● **Aim**: Every line with the string "from" should be gathered.

========

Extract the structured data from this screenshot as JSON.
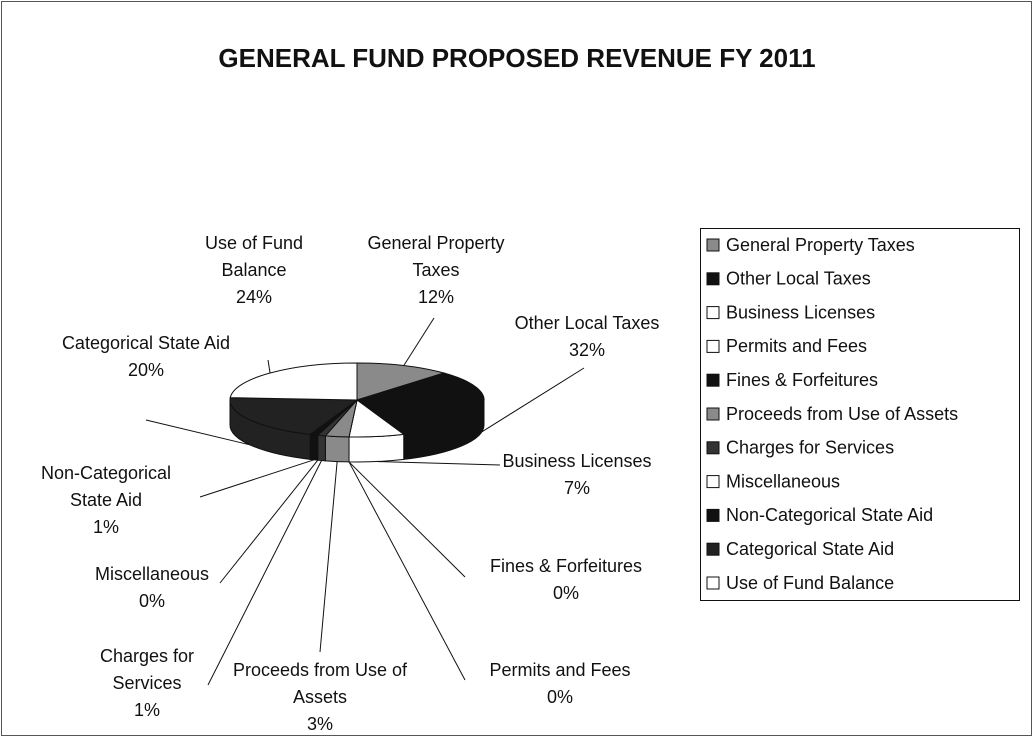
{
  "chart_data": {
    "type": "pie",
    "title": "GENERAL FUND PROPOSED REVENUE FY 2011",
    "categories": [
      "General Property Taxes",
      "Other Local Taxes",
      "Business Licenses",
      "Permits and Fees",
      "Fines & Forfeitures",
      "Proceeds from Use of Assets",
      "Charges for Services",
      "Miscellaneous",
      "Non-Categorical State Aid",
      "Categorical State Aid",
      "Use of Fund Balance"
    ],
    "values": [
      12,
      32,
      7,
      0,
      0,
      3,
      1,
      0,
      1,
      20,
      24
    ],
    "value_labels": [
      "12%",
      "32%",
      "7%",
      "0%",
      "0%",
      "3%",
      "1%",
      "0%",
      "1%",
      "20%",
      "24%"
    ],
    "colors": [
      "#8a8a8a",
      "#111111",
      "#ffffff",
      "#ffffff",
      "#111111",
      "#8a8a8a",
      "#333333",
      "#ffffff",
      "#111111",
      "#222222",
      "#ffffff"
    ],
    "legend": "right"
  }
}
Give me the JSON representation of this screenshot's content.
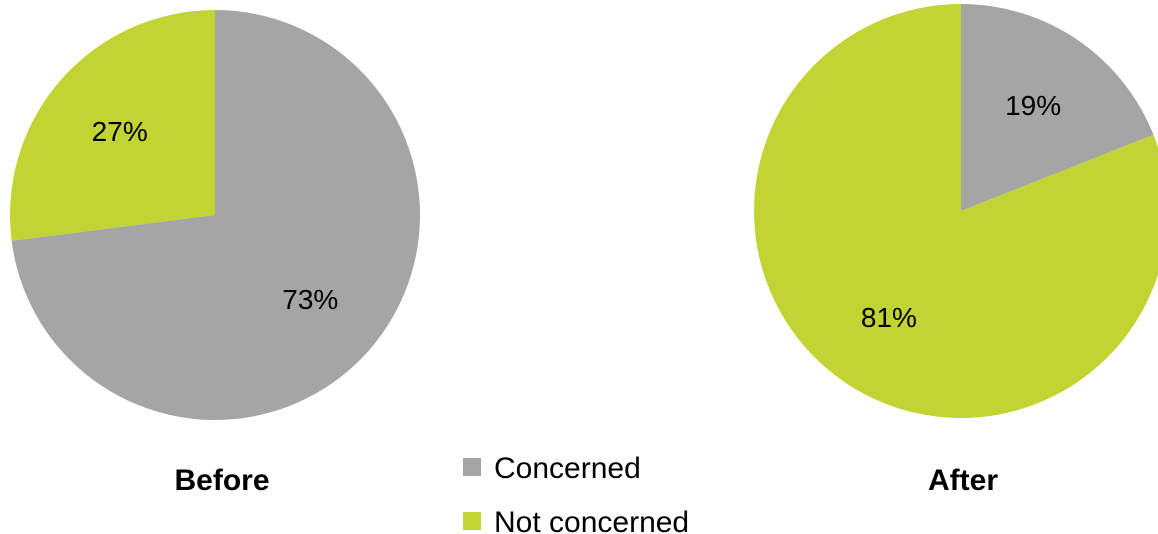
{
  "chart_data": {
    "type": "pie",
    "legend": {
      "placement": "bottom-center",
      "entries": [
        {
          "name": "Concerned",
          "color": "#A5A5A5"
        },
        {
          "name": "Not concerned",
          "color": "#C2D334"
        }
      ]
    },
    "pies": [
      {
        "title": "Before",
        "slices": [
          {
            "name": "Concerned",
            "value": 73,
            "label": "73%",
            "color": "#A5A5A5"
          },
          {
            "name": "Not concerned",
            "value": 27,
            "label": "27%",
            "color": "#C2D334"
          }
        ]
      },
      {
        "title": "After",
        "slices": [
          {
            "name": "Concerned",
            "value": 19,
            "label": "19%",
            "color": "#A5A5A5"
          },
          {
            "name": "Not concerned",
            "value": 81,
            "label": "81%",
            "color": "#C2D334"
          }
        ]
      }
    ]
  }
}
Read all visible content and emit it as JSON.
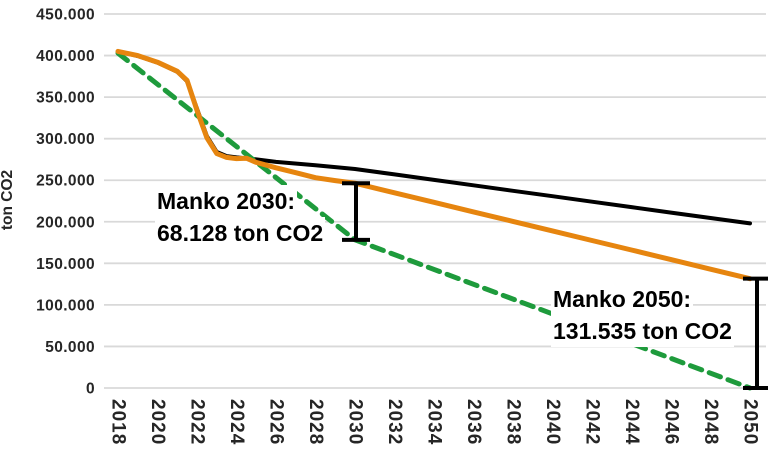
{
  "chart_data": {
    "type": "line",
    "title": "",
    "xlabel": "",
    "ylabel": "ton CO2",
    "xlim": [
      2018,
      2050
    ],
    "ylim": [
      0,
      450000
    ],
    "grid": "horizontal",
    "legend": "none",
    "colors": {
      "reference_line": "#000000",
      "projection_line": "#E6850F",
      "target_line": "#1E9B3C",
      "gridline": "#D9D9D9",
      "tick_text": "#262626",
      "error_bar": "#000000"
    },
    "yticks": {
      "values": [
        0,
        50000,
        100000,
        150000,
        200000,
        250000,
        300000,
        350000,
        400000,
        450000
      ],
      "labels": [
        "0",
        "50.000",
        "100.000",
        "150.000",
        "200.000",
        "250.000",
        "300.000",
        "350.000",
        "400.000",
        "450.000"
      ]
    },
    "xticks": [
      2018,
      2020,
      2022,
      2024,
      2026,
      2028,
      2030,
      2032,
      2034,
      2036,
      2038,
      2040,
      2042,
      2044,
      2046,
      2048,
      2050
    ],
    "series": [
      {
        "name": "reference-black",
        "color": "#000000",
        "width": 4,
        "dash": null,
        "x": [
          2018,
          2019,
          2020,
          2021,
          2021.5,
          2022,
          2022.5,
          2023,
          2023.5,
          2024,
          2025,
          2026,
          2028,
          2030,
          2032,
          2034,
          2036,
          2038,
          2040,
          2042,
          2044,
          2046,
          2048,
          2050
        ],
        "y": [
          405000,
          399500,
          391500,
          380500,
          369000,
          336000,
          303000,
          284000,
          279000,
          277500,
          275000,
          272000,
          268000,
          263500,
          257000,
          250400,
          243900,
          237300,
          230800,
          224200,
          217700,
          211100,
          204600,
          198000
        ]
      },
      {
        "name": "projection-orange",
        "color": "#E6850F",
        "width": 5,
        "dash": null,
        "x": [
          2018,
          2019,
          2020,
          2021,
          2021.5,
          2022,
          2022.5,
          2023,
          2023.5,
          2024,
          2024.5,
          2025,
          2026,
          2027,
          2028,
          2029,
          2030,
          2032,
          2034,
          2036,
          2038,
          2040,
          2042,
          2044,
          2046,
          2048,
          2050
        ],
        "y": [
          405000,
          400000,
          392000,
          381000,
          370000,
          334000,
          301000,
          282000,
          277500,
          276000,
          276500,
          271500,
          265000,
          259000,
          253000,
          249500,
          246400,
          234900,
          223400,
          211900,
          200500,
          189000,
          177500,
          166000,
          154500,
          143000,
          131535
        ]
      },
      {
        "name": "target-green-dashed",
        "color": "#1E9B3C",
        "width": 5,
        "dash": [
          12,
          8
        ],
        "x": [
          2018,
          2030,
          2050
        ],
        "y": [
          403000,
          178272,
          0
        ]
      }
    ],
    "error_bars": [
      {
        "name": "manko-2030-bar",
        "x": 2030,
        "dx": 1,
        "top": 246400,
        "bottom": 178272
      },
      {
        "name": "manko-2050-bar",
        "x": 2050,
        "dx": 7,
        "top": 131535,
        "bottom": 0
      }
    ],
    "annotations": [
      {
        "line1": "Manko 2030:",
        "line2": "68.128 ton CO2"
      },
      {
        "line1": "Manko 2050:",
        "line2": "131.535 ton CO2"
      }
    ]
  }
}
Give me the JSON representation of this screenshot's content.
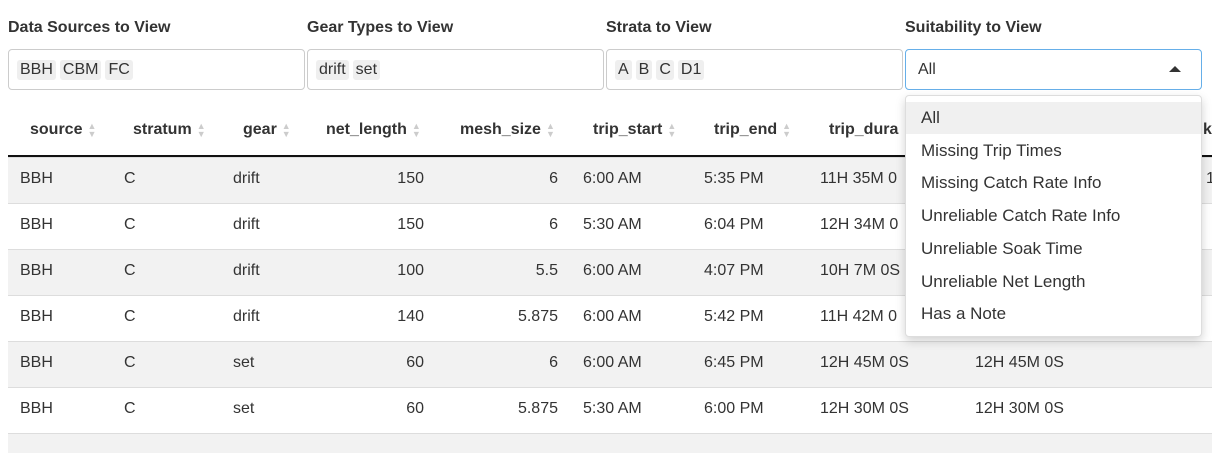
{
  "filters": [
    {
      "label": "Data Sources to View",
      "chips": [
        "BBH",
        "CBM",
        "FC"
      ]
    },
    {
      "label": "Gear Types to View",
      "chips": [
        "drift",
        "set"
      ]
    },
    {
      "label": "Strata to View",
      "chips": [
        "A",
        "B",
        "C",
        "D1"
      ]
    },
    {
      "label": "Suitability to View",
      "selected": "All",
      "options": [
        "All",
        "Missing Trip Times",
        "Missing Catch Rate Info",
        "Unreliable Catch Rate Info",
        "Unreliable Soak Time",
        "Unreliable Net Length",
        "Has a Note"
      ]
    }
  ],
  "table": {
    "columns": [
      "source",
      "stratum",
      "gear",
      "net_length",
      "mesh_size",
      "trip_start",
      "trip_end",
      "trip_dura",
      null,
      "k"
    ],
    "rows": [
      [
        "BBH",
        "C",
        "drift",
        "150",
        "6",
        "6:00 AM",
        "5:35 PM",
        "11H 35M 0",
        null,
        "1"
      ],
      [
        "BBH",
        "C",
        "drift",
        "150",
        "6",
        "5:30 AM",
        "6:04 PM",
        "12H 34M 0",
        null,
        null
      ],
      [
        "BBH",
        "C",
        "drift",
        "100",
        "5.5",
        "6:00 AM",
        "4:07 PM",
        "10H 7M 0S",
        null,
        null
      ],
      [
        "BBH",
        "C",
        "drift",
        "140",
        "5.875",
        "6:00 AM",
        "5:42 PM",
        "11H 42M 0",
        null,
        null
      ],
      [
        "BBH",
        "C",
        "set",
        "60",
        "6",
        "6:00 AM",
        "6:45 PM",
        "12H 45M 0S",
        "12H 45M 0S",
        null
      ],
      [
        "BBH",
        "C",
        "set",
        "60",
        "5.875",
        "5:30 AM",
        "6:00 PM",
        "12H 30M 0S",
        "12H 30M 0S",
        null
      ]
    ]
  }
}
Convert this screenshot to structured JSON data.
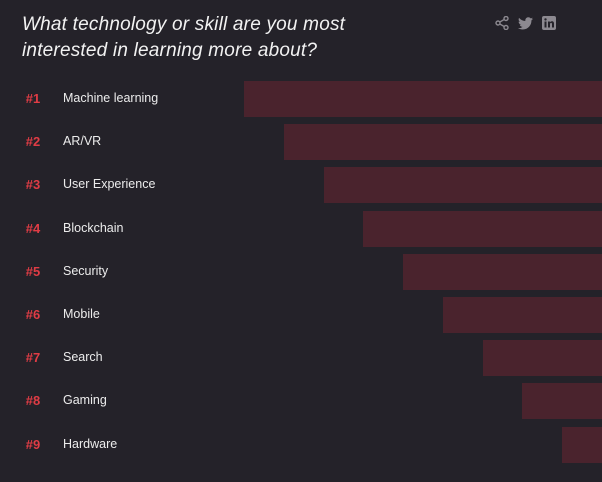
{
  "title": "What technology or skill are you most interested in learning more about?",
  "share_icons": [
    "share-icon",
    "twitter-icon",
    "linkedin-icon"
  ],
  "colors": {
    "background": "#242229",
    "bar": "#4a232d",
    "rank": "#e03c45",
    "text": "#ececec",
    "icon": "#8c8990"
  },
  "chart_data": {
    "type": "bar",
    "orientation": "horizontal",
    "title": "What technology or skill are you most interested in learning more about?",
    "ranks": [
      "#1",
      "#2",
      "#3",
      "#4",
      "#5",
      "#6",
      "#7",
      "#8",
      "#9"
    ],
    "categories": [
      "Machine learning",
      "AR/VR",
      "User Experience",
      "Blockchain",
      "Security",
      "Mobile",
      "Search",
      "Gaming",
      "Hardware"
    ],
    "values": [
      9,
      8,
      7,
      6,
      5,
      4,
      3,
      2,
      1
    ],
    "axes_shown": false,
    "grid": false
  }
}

========

● **Answer to this problem**:
Extract the structured data from this screenshot as JSON.
      "Proceeds from Use of Assets",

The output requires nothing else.